PROBLEM TO WORK ON >> Will you write out the data exactly, excluding every picture?

MATERIAL >>
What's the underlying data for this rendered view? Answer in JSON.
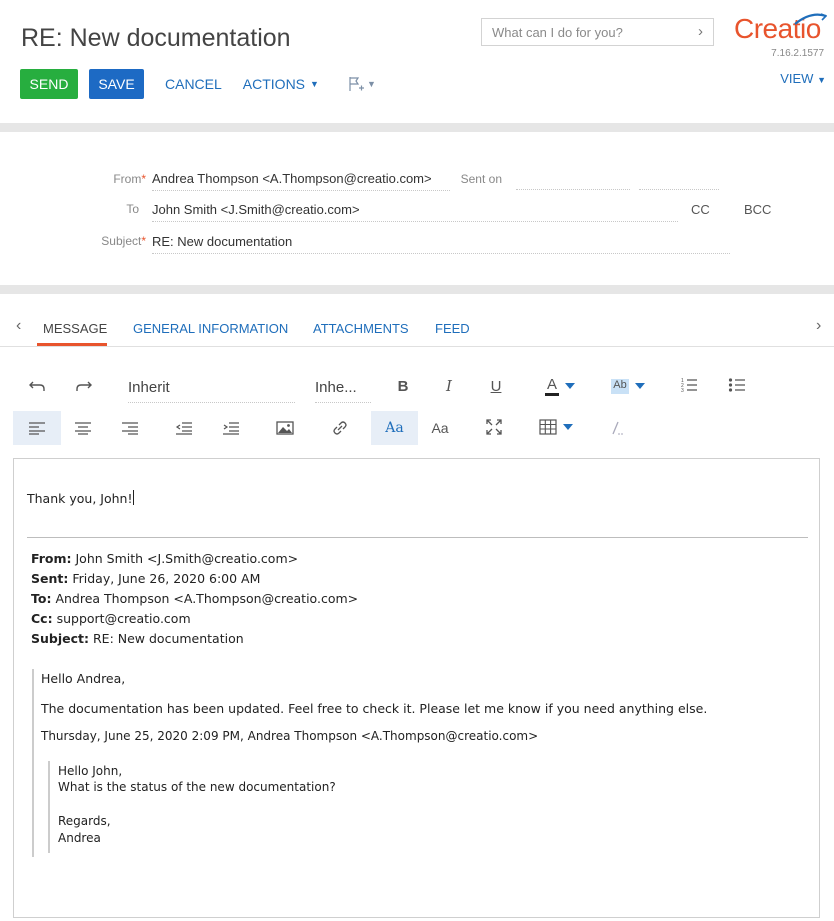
{
  "header": {
    "title": "RE: New documentation",
    "search_placeholder": "What can I do for you?",
    "logo_text": "Creatio",
    "version": "7.16.2.1577",
    "view_label": "VIEW"
  },
  "toolbar": {
    "send_label": "SEND",
    "save_label": "SAVE",
    "cancel_label": "CANCEL",
    "actions_label": "ACTIONS"
  },
  "form": {
    "from_label": "From",
    "from_value": "Andrea Thompson <A.Thompson@creatio.com>",
    "sent_on_label": "Sent on",
    "to_label": "To",
    "to_value": "John Smith <J.Smith@creatio.com>",
    "cc_label": "CC",
    "bcc_label": "BCC",
    "subject_label": "Subject",
    "subject_value": "RE: New documentation"
  },
  "tabs": [
    {
      "label": "MESSAGE",
      "active": true
    },
    {
      "label": "GENERAL INFORMATION",
      "active": false
    },
    {
      "label": "ATTACHMENTS",
      "active": false
    },
    {
      "label": "FEED",
      "active": false
    }
  ],
  "editor_toolbar": {
    "font_family": "Inherit",
    "font_size": "Inhe...",
    "bold": "B",
    "italic": "I",
    "underline": "U",
    "font_color": "A",
    "highlight": "Ab",
    "font_case_1": "Aa",
    "font_case_2": "Aa"
  },
  "message": {
    "reply": "Thank you, John!",
    "fwd_from_label": "From:",
    "fwd_from": "John Smith <J.Smith@creatio.com>",
    "fwd_sent_label": "Sent:",
    "fwd_sent": "Friday, June 26, 2020 6:00 AM",
    "fwd_to_label": "To:",
    "fwd_to": "Andrea Thompson <A.Thompson@creatio.com>",
    "fwd_cc_label": "Cc:",
    "fwd_cc": "support@creatio.com",
    "fwd_subject_label": "Subject:",
    "fwd_subject": "RE: New documentation",
    "q1_greeting": "Hello Andrea,",
    "q1_body": "The documentation has been updated. Feel free to check it. Please let me know if you need anything else.",
    "q1_attrib": "Thursday, June 25, 2020 2:09 PM, Andrea Thompson <A.Thompson@creatio.com>",
    "q2_greeting": "Hello John,",
    "q2_body": "What is the status of the new documentation?",
    "q2_regards": "Regards,",
    "q2_name": "Andrea"
  },
  "colors": {
    "accent": "#e8542d",
    "send": "#27ae3f",
    "save": "#1d6ac4",
    "link": "#1f6ebb"
  }
}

CORRECT OUTPUT >>
What's the underlying data for this rendered view? Answer in JSON.
{
  "header": {
    "title": "RE: New documentation",
    "search_placeholder": "What can I do for you?",
    "logo_text": "Creatio",
    "version": "7.16.2.1577",
    "view_label": "VIEW"
  },
  "toolbar": {
    "send_label": "SEND",
    "save_label": "SAVE",
    "cancel_label": "CANCEL",
    "actions_label": "ACTIONS"
  },
  "form": {
    "from_label": "From",
    "from_value": "Andrea Thompson <A.Thompson@creatio.com>",
    "sent_on_label": "Sent on",
    "to_label": "To",
    "to_value": "John Smith <J.Smith@creatio.com>",
    "cc_label": "CC",
    "bcc_label": "BCC",
    "subject_label": "Subject",
    "subject_value": "RE: New documentation"
  },
  "tabs": [
    {
      "label": "MESSAGE",
      "active": true
    },
    {
      "label": "GENERAL INFORMATION",
      "active": false
    },
    {
      "label": "ATTACHMENTS",
      "active": false
    },
    {
      "label": "FEED",
      "active": false
    }
  ],
  "editor_toolbar": {
    "font_family": "Inherit",
    "font_size": "Inhe...",
    "bold": "B",
    "italic": "I",
    "underline": "U",
    "font_color": "A",
    "highlight": "Ab",
    "font_case_1": "Aa",
    "font_case_2": "Aa"
  },
  "message": {
    "reply": "Thank you, John!",
    "fwd_from_label": "From:",
    "fwd_from": "John Smith <J.Smith@creatio.com>",
    "fwd_sent_label": "Sent:",
    "fwd_sent": "Friday, June 26, 2020 6:00 AM",
    "fwd_to_label": "To:",
    "fwd_to": "Andrea Thompson <A.Thompson@creatio.com>",
    "fwd_cc_label": "Cc:",
    "fwd_cc": "support@creatio.com",
    "fwd_subject_label": "Subject:",
    "fwd_subject": "RE: New documentation",
    "q1_greeting": "Hello Andrea,",
    "q1_body": "The documentation has been updated. Feel free to check it. Please let me know if you need anything else.",
    "q1_attrib": "Thursday, June 25, 2020 2:09 PM, Andrea Thompson <A.Thompson@creatio.com>",
    "q2_greeting": "Hello John,",
    "q2_body": "What is the status of the new documentation?",
    "q2_regards": "Regards,",
    "q2_name": "Andrea"
  },
  "colors": {
    "accent": "#e8542d",
    "send": "#27ae3f",
    "save": "#1d6ac4",
    "link": "#1f6ebb"
  }
}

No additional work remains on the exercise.